Find the lines that include the string "beach" and report how many there are. Give no other text.

--- Begin Excerpted records ---

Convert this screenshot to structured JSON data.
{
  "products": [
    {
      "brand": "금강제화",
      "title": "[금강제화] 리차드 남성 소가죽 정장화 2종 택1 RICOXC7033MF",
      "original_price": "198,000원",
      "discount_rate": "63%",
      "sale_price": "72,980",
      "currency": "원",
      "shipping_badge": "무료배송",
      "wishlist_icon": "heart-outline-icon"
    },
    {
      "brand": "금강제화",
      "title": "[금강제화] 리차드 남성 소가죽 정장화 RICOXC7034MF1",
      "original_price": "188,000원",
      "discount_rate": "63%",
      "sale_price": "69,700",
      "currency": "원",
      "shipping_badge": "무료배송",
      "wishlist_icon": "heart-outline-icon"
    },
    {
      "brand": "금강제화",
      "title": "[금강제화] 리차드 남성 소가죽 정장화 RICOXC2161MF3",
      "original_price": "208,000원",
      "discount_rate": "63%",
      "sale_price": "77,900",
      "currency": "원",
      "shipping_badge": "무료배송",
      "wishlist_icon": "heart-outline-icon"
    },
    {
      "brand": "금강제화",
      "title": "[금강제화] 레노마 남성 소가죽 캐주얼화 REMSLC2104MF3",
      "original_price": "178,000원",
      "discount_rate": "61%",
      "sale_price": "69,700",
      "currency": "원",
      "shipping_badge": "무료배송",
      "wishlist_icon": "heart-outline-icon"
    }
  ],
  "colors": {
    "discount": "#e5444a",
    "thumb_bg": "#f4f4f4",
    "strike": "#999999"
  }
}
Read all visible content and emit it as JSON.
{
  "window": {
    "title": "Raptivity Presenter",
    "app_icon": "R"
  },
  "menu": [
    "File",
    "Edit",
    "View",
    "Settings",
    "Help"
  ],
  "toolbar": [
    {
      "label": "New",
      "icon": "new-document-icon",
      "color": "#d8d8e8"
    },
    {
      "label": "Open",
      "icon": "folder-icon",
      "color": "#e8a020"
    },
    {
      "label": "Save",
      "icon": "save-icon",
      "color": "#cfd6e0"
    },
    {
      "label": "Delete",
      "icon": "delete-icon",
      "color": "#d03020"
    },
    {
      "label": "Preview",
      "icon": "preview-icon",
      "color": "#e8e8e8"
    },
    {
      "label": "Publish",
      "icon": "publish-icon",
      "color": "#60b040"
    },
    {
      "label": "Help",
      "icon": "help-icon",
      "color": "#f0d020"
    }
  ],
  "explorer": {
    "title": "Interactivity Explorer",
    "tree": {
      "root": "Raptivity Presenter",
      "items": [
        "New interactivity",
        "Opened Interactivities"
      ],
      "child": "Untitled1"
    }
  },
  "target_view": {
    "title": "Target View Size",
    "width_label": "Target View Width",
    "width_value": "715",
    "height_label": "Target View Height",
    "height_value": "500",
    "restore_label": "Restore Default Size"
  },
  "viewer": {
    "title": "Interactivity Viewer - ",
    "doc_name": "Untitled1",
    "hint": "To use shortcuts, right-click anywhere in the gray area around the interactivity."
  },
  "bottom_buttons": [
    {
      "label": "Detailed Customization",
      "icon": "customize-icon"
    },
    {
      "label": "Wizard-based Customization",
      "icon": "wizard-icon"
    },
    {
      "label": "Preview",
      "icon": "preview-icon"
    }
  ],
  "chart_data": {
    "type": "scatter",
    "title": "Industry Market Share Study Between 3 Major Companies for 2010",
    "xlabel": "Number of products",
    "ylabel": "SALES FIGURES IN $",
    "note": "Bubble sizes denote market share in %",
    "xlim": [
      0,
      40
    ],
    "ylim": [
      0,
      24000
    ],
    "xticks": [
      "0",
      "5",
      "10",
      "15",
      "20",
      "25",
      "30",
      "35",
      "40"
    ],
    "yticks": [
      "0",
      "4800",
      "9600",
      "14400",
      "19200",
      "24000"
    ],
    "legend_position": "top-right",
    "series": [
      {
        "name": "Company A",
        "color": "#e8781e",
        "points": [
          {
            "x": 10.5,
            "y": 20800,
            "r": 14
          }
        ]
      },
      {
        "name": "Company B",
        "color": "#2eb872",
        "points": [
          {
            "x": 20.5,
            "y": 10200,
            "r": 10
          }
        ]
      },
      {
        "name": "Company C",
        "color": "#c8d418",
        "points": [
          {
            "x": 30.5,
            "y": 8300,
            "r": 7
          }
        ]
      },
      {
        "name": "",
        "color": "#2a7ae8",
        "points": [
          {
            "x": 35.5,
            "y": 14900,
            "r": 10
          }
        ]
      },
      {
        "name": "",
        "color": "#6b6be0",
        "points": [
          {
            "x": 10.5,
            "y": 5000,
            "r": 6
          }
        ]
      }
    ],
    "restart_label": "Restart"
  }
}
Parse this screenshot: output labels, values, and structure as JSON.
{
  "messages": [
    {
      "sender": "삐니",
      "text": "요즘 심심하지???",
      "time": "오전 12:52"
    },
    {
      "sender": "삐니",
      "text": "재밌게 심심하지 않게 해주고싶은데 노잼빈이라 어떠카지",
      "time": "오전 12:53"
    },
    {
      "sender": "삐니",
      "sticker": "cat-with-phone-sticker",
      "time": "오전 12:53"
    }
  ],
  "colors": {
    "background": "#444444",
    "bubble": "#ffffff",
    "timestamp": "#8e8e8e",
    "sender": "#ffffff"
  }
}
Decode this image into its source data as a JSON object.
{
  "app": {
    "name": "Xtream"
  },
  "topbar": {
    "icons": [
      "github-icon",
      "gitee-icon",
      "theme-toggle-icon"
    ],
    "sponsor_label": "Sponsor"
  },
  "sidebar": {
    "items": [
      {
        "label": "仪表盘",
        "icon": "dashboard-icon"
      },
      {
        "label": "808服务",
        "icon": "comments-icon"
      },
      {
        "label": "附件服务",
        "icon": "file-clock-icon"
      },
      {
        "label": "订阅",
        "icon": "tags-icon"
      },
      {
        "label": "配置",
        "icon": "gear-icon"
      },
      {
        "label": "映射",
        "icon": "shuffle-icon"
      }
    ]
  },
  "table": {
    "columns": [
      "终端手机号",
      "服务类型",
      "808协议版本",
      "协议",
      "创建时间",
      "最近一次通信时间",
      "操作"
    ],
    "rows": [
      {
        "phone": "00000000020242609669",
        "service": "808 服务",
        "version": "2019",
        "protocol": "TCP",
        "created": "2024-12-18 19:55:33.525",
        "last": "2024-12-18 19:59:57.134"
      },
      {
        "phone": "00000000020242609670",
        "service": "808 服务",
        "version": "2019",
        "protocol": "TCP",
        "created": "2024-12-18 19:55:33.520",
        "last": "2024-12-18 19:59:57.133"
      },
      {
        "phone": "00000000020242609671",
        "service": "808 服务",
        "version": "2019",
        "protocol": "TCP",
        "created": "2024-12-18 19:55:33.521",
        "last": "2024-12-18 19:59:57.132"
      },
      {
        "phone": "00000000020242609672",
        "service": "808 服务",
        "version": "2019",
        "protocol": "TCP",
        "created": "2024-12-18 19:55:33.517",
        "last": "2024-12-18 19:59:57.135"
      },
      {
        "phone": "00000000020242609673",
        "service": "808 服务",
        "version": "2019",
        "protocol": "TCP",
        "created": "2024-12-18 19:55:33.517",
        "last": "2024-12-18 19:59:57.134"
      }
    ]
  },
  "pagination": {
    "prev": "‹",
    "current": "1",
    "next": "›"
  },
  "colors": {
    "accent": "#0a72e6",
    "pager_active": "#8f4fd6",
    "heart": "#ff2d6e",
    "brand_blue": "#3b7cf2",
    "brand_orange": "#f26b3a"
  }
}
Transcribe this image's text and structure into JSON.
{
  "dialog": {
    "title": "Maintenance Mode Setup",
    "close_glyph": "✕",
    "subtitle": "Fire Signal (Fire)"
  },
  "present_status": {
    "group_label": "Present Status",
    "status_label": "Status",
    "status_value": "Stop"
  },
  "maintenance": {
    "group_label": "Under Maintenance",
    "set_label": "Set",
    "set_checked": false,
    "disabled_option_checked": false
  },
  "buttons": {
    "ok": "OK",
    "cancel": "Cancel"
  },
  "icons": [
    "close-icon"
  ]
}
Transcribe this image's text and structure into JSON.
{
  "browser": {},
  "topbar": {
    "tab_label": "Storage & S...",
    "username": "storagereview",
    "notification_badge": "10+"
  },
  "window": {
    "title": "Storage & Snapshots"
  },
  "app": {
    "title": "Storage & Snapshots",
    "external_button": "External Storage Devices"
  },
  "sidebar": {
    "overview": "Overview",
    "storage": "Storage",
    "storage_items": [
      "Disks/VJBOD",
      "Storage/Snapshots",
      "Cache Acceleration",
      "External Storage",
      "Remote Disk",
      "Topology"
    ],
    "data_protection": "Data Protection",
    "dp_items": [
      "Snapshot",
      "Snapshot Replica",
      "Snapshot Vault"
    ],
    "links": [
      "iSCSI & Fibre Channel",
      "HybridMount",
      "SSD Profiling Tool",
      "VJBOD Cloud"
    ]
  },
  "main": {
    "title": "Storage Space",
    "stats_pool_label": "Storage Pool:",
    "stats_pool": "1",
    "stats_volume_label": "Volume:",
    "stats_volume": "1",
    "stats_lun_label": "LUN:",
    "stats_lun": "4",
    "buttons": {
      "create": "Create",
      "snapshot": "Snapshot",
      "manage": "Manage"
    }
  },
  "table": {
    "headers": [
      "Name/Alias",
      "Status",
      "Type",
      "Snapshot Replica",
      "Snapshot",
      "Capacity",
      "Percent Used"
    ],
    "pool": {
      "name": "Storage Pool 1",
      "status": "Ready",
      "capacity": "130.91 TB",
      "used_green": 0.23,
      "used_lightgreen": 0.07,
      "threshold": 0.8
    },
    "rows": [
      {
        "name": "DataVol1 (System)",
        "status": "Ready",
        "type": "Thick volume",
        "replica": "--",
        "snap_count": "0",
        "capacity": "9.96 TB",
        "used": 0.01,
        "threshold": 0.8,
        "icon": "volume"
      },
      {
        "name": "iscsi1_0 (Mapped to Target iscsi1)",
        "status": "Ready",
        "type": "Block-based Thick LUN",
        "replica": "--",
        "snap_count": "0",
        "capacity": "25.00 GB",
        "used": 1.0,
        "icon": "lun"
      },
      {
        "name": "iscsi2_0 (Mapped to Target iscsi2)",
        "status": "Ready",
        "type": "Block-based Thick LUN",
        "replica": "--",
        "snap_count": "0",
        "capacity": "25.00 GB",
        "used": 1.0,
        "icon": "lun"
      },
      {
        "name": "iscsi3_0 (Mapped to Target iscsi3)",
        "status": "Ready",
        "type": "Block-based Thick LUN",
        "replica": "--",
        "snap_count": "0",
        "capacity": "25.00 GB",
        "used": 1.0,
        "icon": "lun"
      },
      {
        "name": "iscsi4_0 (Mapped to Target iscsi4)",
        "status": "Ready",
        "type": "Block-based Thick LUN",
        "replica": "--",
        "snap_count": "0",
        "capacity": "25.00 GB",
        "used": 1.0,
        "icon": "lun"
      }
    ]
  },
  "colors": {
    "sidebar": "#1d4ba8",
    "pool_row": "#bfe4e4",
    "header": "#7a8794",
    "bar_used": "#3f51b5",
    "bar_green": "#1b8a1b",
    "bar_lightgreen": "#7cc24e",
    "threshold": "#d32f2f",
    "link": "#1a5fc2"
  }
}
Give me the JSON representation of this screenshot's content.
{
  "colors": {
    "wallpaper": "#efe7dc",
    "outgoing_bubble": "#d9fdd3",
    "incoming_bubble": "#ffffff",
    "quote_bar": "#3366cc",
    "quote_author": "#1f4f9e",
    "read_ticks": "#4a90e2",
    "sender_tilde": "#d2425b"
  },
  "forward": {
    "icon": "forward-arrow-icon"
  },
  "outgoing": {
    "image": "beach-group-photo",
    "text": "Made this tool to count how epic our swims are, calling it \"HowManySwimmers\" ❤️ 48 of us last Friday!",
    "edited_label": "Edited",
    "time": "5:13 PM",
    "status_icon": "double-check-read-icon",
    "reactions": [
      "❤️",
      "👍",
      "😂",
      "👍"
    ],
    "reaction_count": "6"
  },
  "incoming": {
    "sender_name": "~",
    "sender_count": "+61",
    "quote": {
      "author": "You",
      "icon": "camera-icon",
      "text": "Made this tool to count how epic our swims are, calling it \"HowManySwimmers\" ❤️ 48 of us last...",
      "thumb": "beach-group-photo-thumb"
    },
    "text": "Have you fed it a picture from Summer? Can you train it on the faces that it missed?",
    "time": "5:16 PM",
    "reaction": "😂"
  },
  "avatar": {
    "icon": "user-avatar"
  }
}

--- End Excerpted records ---

=== Problem solution ===
2